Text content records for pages
Segment Open
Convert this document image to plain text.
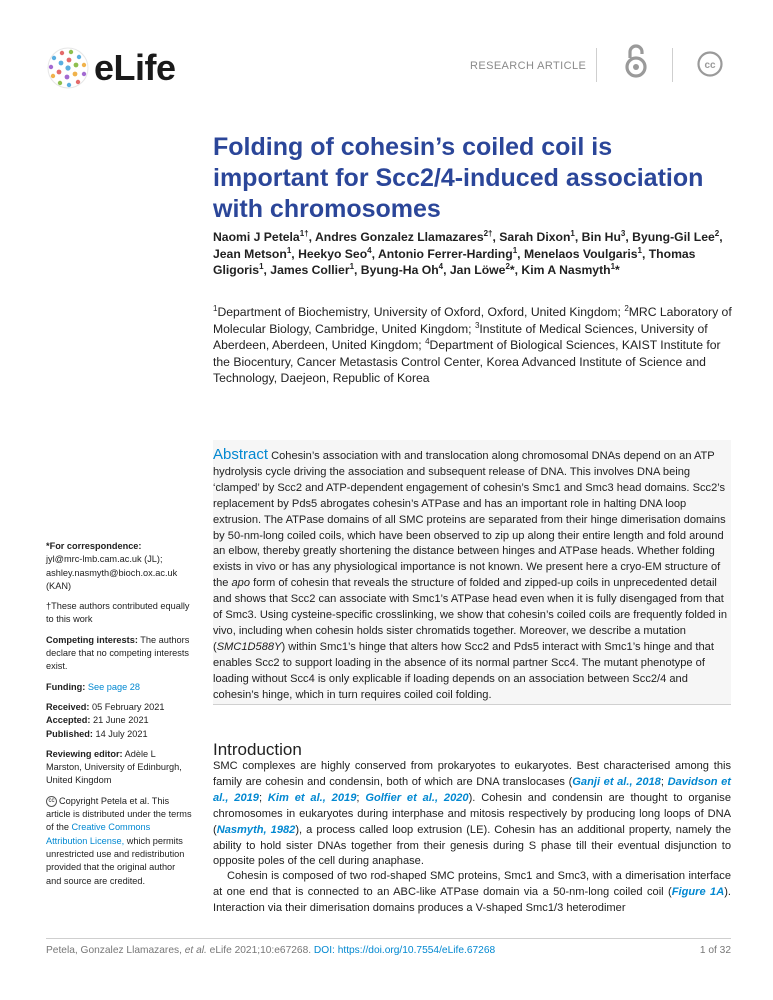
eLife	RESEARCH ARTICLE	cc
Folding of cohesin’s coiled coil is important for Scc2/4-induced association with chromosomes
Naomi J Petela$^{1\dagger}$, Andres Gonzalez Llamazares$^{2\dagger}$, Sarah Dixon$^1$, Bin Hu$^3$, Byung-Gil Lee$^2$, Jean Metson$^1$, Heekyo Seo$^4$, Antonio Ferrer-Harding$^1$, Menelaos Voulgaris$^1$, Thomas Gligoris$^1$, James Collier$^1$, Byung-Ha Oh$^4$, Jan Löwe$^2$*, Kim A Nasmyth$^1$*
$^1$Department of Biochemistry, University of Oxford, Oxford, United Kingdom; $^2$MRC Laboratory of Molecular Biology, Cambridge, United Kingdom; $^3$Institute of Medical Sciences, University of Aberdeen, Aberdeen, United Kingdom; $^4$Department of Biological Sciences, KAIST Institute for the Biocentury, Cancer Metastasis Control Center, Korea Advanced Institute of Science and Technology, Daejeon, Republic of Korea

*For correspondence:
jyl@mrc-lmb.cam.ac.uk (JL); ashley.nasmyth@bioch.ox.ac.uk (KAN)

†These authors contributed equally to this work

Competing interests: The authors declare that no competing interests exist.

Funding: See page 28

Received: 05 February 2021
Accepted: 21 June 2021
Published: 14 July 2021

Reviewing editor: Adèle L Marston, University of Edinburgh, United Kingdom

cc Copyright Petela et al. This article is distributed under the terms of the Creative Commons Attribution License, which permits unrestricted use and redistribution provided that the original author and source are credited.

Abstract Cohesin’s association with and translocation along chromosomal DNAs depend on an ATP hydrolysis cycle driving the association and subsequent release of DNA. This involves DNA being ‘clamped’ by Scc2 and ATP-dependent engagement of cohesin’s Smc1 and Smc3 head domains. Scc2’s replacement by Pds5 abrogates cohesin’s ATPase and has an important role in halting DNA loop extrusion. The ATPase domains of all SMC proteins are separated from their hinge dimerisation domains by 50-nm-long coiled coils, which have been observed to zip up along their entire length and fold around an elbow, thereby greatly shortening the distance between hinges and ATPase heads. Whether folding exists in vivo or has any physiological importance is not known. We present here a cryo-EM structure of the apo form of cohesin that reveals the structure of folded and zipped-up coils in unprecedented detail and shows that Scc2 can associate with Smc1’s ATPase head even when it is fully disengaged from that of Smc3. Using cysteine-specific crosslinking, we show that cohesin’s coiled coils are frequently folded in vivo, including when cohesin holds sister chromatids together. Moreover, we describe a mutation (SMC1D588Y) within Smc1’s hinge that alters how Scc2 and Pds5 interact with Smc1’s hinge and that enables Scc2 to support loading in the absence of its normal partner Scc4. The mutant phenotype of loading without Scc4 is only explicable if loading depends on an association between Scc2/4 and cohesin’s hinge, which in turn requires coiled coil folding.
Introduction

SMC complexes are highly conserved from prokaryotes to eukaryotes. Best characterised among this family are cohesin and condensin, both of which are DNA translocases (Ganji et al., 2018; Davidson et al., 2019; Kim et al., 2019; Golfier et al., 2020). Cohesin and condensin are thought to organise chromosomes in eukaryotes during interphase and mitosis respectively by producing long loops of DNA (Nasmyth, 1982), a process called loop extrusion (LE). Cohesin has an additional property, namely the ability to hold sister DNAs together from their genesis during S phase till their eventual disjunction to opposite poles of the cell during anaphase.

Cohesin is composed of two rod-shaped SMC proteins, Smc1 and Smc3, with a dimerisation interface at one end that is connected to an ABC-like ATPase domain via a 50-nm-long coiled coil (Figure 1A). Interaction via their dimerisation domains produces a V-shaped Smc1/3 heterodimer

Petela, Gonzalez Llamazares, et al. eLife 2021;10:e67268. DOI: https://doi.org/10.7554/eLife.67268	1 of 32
Segment Closed
:: Task brief ::
Please ensure that the data above is repeated exactly, with no pictures in the copy.

:: Answer below ::
Convert this document image to plain text.
eLife	RESEARCH ARTICLE	cc
Folding of cohesin’s coiled coil is important for Scc2/4-induced association with chromosomes
Naomi J Petela$^{1\dagger}$, Andres Gonzalez Llamazares$^{2\dagger}$, Sarah Dixon$^1$, Bin Hu$^3$, Byung-Gil Lee$^2$, Jean Metson$^1$, Heekyo Seo$^4$, Antonio Ferrer-Harding$^1$, Menelaos Voulgaris$^1$, Thomas Gligoris$^1$, James Collier$^1$, Byung-Ha Oh$^4$, Jan Löwe$^2$*, Kim A Nasmyth$^1$*
$^1$Department of Biochemistry, University of Oxford, Oxford, United Kingdom; $^2$MRC Laboratory of Molecular Biology, Cambridge, United Kingdom; $^3$Institute of Medical Sciences, University of Aberdeen, Aberdeen, United Kingdom; $^4$Department of Biological Sciences, KAIST Institute for the Biocentury, Cancer Metastasis Control Center, Korea Advanced Institute of Science and Technology, Daejeon, Republic of Korea

*For correspondence:
jyl@mrc-lmb.cam.ac.uk (JL); ashley.nasmyth@bioch.ox.ac.uk (KAN)

†These authors contributed equally to this work

Competing interests: The authors declare that no competing interests exist.

Funding: See page 28

Received: 05 February 2021
Accepted: 21 June 2021
Published: 14 July 2021

Reviewing editor: Adèle L Marston, University of Edinburgh, United Kingdom

cc Copyright Petela et al. This article is distributed under the terms of the Creative Commons Attribution License, which permits unrestricted use and redistribution provided that the original author and source are credited.

Abstract Cohesin’s association with and translocation along chromosomal DNAs depend on an ATP hydrolysis cycle driving the association and subsequent release of DNA. This involves DNA being ‘clamped’ by Scc2 and ATP-dependent engagement of cohesin’s Smc1 and Smc3 head domains. Scc2’s replacement by Pds5 abrogates cohesin’s ATPase and has an important role in halting DNA loop extrusion. The ATPase domains of all SMC proteins are separated from their hinge dimerisation domains by 50-nm-long coiled coils, which have been observed to zip up along their entire length and fold around an elbow, thereby greatly shortening the distance between hinges and ATPase heads. Whether folding exists in vivo or has any physiological importance is not known. We present here a cryo-EM structure of the apo form of cohesin that reveals the structure of folded and zipped-up coils in unprecedented detail and shows that Scc2 can associate with Smc1’s ATPase head even when it is fully disengaged from that of Smc3. Using cysteine-specific crosslinking, we show that cohesin’s coiled coils are frequently folded in vivo, including when cohesin holds sister chromatids together. Moreover, we describe a mutation (SMC1D588Y) within Smc1’s hinge that alters how Scc2 and Pds5 interact with Smc1’s hinge and that enables Scc2 to support loading in the absence of its normal partner Scc4. The mutant phenotype of loading without Scc4 is only explicable if loading depends on an association between Scc2/4 and cohesin’s hinge, which in turn requires coiled coil folding.
Introduction

SMC complexes are highly conserved from prokaryotes to eukaryotes. Best characterised among this family are cohesin and condensin, both of which are DNA translocases (Ganji et al., 2018; Davidson et al., 2019; Kim et al., 2019; Golfier et al., 2020). Cohesin and condensin are thought to organise chromosomes in eukaryotes during interphase and mitosis respectively by producing long loops of DNA (Nasmyth, 1982), a process called loop extrusion (LE). Cohesin has an additional property, namely the ability to hold sister DNAs together from their genesis during S phase till their eventual disjunction to opposite poles of the cell during anaphase.

Cohesin is composed of two rod-shaped SMC proteins, Smc1 and Smc3, with a dimerisation interface at one end that is connected to an ABC-like ATPase domain via a 50-nm-long coiled coil (Figure 1A). Interaction via their dimerisation domains produces a V-shaped Smc1/3 heterodimer

Petela, Gonzalez Llamazares, et al. eLife 2021;10:e67268. DOI: https://doi.org/10.7554/eLife.67268	1 of 32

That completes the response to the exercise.